◆ Passage provided
☆ ☆ ☆ ☆ ☆

I wish to share with you the pink hues of the sunset, the sounds of geese and birds singing in the warm breeze, and the willow leaves softly dancing by the water at Lake Elberta. As the lake once did for me, I hope this piece gently embraces you with the same sense of comfort and belonging to nature.
Wolfe: East Broadway
Julia Wolfe’s East Broadway is a 3-minute, high-energy piece for toy piano and audio playback, famously performed by Margaret Leng Tan. It blends the delicate, music-box sound of the toy piano with a driving, industrial-influenced recorded soundscape, reflecting a gritty urban energy. It is a quintessential example of Wolfe’s ability to blend acoustic instruments with raw, energetic, and often electronic soundscapes, frequently associated with her broader themes of labor and industrial life.
Cerrone: Barnes Dances
I’ve often worked with electronic sounds, and yet previously I had avoided incorporating recognizable real-world sounds in my compositions. Perhaps due to a subconscious fear of sounding dated or a belief that concert music should remain abstract, I gravitated toward ambiguous or drone-like electronics.

☆ ☆ ☆ ☆ ☆

[Page segmentation data]
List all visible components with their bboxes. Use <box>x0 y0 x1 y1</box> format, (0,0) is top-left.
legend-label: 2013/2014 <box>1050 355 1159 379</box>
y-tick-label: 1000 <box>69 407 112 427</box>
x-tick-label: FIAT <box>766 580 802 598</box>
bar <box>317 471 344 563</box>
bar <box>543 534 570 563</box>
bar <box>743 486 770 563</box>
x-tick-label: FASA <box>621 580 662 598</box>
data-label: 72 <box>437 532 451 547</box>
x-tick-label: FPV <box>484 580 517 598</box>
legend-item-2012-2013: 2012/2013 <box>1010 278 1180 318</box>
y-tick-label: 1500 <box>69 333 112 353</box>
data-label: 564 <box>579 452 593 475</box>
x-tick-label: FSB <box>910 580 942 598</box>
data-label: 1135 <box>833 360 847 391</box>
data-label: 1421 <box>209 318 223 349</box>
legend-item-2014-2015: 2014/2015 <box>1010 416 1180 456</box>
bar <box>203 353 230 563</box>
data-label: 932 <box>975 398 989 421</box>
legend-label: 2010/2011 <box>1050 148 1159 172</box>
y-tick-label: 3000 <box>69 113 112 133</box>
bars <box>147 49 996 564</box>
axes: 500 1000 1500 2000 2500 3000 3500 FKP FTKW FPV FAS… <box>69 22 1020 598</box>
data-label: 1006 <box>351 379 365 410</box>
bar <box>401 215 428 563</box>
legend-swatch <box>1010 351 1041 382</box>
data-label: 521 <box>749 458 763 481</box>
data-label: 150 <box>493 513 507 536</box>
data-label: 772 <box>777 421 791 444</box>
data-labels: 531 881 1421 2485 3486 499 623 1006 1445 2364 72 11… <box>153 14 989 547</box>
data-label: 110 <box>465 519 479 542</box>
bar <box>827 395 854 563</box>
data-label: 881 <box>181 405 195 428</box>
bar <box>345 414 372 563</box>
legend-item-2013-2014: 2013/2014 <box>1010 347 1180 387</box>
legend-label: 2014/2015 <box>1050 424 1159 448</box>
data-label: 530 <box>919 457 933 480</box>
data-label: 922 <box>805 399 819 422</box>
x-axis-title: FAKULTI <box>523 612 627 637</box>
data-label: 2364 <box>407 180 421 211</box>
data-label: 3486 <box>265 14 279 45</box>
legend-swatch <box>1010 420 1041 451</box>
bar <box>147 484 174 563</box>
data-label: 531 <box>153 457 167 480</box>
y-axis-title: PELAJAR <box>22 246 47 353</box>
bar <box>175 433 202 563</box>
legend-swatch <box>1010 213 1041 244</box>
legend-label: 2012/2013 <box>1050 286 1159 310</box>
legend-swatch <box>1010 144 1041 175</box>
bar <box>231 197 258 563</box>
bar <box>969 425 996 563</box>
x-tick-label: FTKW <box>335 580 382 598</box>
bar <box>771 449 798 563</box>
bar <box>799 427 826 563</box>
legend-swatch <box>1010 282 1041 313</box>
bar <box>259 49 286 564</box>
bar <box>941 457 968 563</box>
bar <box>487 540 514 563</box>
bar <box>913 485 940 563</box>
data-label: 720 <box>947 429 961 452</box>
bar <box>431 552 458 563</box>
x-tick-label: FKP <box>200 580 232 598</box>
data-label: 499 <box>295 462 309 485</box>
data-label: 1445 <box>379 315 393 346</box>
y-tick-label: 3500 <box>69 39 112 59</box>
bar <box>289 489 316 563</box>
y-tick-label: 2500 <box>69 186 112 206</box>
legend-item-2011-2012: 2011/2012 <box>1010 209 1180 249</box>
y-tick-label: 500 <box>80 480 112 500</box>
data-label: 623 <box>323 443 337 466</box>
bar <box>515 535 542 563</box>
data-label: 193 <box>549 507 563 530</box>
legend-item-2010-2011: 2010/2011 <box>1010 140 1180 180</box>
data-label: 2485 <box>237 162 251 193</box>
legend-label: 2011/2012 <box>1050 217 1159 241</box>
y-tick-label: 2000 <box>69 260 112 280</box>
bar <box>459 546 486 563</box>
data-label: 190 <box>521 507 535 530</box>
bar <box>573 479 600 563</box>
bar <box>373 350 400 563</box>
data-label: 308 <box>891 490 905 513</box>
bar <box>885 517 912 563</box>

☆ ☆ ☆ ☆ ☆

◆ Problem set
[1] Answer these questions from the concert program notes:
(a) Which lake does the first note name?
(b) What instrument does East Broadway pair with audio playback?
(c) In the Barnes Dances note, what kind of sounds had the writer previously avoided using in compositions?
[2] Resume the concert program notes on Barnes Dances, starting right after their final sentence.

◆ Task-by-task answers
[1]
(a) Lake Elberta
(b) Toy piano
(c) Recognizable real-world sounds

[2]
This changed during a vacation in Iceland when I encountered the distinctive sounds of Reykjavík’s crosswalks. Designed to aid the blind, these signals had an unusual rhythmic cadence: a repeating cycle of 5 notes that created a strange, uneven lilt. Transfixed by this sound, I captured it with the portable recording device I always carry.
I became fascinated by how each city uniquely orchestrates its crosswalk sounds. This seemingly mundane and functional aspect of urban life revealed itself as potential artistic material. My exploration expanded to include crosswalk recordings from Jersey City, Brooklyn, Paris, and Florence.
This research culminated in Barnes Dances, five interconnected pieces for flute, clarinet, violin, cello, and electronic sounds. The title references a “Barnes Dance” intersection, named after the traffic commissioner Henry A. Barnes— an intersection where all vehicles stop simultaneously, allowing pedestrians to cross in any direction, including diagonally. The concept proved so popular that people reportedly said “Barnes has made the people so happy they’re dancing in the streets.”
The first dance opens with a brief introduction from Newark Avenue in Jersey City before transporting us to Reykjavík’s 5/8 lilt. Each ensemble member employs unique techniques to mimic the crosswalk’s percussive sound: the flute’s “tongue-pizz,” the cello’s pizzicato, and the violin’s bounced ricochet ornaments the lilting dance.
The second dance returns to Jersey City, where the crosswalks, in a characteristically American way, speak directly to pedestrians. I fed recordings of standard crosswalk phrases (“wait,” “walk”) into an AI learning algorithm to generate new words in the same voice, imagining a malfunctioning crosswalk that develops its own consciousness.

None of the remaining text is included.